* _REQUIRED WORK_
Every record here should be printed again exactly.

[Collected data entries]
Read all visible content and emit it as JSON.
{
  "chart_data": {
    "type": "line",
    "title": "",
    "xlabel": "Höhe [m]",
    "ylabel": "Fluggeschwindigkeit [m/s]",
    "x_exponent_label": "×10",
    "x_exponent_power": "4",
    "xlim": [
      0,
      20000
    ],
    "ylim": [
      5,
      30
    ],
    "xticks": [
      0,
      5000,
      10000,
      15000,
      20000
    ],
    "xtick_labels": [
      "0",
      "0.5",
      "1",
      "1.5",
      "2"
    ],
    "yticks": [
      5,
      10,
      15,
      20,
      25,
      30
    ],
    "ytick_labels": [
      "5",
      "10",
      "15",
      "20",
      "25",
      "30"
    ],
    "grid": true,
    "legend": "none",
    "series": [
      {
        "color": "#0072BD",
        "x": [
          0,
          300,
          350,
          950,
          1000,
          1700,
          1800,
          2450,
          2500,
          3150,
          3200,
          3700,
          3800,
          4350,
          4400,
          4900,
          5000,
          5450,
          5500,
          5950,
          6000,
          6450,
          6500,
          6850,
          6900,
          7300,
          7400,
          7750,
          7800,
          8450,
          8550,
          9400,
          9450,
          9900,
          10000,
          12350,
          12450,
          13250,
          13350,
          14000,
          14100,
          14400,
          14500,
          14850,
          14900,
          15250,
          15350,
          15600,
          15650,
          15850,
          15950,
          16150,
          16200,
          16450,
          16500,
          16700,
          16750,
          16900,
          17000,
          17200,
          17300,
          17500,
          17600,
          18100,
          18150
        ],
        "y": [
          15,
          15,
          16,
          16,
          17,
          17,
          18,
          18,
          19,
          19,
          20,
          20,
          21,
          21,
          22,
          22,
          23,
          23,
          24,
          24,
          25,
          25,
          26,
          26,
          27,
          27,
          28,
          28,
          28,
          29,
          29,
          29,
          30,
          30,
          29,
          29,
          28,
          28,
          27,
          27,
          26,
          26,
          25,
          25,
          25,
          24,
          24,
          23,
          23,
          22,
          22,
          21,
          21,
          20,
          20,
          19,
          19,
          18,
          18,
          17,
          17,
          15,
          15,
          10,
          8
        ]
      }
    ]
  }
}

* _WRITTEN RESPONSE_
Read all visible content and emit it as JSON.
{
  "chart_data": {
    "type": "line",
    "title": "",
    "xlabel": "Höhe [m]",
    "ylabel": "Fluggeschwindigkeit [m/s]",
    "x_exponent_label": "×10",
    "x_exponent_power": "4",
    "xlim": [
      0,
      20000
    ],
    "ylim": [
      5,
      30
    ],
    "xticks": [
      0,
      5000,
      10000,
      15000,
      20000
    ],
    "xtick_labels": [
      "0",
      "0.5",
      "1",
      "1.5",
      "2"
    ],
    "yticks": [
      5,
      10,
      15,
      20,
      25,
      30
    ],
    "ytick_labels": [
      "5",
      "10",
      "15",
      "20",
      "25",
      "30"
    ],
    "grid": true,
    "legend": "none",
    "series": [
      {
        "color": "#0072BD",
        "x": [
          0,
          300,
          350,
          950,
          1000,
          1700,
          1800,
          2450,
          2500,
          3150,
          3200,
          3700,
          3800,
          4350,
          4400,
          4900,
          5000,
          5450,
          5500,
          5950,
          6000,
          6450,
          6500,
          6850,
          6900,
          7300,
          7400,
          7750,
          7800,
          8450,
          8550,
          9400,
          9450,
          9900,
          10000,
          12350,
          12450,
          13250,
          13350,
          14000,
          14100,
          14400,
          14500,
          14850,
          14900,
          15250,
          15350,
          15600,
          15650,
          15850,
          15950,
          16150,
          16200,
          16450,
          16500,
          16700,
          16750,
          16900,
          17000,
          17200,
          17300,
          17500,
          17600,
          18100,
          18150
        ],
        "y": [
          15,
          15,
          16,
          16,
          17,
          17,
          18,
          18,
          19,
          19,
          20,
          20,
          21,
          21,
          22,
          22,
          23,
          23,
          24,
          24,
          25,
          25,
          26,
          26,
          27,
          27,
          28,
          28,
          28,
          29,
          29,
          29,
          30,
          30,
          29,
          29,
          28,
          28,
          27,
          27,
          26,
          26,
          25,
          25,
          25,
          24,
          24,
          23,
          23,
          22,
          22,
          21,
          21,
          20,
          20,
          19,
          19,
          18,
          18,
          17,
          17,
          15,
          15,
          10,
          8
        ]
      }
    ]
  }
}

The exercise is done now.